▼

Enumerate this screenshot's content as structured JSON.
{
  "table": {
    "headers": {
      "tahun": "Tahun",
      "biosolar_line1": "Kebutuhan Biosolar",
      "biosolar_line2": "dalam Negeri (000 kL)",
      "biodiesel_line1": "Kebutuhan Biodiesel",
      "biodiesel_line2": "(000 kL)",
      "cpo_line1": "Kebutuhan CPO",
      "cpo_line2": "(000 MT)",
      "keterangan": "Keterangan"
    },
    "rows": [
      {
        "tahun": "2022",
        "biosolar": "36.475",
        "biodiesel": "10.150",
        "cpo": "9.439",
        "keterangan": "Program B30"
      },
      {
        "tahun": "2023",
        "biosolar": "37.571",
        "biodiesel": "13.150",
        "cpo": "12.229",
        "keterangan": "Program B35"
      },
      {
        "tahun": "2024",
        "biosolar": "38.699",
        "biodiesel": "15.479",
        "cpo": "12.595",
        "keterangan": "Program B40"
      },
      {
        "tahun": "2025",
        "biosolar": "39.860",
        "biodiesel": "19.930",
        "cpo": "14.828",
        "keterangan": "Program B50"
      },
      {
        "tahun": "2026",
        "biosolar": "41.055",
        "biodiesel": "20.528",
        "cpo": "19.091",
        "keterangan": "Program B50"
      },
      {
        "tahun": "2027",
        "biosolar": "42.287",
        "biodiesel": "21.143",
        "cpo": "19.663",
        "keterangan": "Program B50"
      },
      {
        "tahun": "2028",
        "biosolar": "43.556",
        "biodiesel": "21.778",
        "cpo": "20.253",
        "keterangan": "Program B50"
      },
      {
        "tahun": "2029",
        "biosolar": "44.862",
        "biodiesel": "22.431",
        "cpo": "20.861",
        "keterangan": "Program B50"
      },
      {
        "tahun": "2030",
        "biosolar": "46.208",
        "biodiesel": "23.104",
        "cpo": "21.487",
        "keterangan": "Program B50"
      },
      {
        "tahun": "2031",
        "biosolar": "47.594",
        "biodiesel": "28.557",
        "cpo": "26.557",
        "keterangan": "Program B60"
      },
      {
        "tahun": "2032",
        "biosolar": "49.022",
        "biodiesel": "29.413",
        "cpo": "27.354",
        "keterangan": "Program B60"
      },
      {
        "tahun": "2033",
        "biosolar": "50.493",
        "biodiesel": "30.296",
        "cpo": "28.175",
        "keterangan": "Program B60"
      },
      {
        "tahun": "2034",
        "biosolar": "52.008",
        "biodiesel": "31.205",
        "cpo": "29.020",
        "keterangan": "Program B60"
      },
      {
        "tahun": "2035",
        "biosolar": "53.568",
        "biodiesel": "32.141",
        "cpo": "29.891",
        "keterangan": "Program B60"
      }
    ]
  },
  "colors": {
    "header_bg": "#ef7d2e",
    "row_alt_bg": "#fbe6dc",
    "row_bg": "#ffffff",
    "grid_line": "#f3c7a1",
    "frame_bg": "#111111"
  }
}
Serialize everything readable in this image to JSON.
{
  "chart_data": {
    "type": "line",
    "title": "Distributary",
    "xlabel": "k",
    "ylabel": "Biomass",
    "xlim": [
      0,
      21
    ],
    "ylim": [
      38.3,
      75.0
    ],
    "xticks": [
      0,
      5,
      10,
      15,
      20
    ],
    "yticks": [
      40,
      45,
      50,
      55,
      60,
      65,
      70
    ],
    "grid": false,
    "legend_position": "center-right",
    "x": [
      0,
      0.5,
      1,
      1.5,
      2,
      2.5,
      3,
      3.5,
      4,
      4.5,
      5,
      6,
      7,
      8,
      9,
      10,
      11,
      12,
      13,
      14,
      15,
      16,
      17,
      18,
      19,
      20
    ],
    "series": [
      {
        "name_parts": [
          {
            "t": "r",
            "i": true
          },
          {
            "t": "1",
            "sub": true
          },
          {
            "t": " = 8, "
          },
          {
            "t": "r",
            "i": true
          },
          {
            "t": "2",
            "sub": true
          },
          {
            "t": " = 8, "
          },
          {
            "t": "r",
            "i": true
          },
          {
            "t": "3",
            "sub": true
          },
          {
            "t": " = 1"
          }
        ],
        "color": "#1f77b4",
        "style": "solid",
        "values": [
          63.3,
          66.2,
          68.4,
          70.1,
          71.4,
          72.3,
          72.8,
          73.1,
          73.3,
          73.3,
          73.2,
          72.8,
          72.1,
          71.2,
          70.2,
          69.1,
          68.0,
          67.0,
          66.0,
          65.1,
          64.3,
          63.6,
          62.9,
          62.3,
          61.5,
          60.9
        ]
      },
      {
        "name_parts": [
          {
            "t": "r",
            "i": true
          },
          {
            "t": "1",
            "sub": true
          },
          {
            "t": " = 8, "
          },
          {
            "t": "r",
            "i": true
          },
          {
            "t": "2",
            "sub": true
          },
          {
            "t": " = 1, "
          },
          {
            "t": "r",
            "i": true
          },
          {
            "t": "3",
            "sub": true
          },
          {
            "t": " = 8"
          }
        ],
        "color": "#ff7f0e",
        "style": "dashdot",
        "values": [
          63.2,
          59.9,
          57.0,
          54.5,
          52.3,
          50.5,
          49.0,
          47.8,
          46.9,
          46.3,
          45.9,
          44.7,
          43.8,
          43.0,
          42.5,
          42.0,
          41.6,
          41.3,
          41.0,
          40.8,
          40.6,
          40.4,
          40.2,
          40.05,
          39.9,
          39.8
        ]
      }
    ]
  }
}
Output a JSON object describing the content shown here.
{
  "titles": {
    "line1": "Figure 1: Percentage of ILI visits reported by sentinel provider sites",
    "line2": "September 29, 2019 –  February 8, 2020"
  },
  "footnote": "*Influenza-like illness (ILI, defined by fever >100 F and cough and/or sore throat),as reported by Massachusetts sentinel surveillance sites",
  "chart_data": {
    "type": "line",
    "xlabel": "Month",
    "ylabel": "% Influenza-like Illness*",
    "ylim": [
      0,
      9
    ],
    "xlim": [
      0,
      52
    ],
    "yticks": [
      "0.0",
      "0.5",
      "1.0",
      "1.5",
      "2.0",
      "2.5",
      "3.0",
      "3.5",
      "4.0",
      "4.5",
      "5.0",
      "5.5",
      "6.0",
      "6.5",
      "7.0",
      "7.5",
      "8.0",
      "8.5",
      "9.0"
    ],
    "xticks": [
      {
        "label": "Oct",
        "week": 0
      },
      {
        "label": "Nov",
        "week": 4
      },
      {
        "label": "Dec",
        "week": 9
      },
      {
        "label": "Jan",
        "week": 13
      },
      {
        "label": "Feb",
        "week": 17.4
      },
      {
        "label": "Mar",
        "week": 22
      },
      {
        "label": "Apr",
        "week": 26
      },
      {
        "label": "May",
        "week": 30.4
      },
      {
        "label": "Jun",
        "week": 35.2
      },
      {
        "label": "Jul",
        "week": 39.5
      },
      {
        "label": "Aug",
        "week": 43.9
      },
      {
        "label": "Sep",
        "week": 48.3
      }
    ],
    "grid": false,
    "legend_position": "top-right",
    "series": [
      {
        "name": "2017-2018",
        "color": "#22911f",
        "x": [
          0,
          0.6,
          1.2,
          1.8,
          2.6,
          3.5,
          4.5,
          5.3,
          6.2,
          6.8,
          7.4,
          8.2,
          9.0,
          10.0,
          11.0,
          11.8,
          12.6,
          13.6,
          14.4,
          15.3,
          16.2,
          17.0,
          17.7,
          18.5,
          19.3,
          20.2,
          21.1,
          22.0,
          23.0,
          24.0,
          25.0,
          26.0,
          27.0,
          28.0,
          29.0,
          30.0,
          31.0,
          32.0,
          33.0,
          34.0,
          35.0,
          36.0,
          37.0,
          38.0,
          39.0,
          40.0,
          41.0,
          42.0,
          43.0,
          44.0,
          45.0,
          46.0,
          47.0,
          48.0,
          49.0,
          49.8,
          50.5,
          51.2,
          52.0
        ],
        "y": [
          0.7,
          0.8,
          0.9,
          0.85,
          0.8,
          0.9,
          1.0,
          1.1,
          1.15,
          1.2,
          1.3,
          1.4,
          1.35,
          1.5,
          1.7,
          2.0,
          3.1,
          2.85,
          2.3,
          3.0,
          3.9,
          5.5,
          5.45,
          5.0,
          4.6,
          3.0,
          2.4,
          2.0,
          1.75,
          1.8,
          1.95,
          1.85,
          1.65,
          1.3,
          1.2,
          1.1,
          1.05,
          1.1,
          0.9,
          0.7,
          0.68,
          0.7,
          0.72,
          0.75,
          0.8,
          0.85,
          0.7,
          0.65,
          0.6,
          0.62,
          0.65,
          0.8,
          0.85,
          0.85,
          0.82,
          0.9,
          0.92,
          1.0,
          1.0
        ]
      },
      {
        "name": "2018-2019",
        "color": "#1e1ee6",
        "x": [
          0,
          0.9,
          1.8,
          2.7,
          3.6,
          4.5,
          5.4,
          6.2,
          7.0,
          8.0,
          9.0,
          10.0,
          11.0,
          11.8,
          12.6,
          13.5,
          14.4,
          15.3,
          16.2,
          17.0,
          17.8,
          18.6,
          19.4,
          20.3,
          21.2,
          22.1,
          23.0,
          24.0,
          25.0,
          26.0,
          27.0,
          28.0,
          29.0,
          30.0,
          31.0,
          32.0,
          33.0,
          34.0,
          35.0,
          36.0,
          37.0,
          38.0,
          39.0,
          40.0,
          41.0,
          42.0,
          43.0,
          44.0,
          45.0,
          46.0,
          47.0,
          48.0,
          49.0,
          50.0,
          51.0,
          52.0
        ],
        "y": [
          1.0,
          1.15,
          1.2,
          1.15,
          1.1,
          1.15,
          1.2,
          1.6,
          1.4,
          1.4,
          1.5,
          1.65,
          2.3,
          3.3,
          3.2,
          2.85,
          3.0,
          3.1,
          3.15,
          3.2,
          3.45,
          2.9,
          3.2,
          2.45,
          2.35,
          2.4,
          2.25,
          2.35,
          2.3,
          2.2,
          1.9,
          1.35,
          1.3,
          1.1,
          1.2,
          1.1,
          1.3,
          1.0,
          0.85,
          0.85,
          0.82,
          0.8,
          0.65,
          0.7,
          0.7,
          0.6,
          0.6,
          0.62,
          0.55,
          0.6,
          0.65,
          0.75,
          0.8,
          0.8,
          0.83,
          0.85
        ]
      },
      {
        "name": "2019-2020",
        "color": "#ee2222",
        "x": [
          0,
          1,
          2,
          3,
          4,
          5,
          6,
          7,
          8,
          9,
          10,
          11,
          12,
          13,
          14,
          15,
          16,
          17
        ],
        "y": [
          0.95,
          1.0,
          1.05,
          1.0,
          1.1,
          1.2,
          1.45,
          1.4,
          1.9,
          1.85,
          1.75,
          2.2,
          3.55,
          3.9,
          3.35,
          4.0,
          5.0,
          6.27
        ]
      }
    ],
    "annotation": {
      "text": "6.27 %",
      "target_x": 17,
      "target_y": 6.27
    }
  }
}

▲

BRIEF =
Find all lines holding the string "ylabel" and copy them.

THE ANSWER =
    "ylabel": "Biomass",
    "ylabel": "% Influenza-like Illness*",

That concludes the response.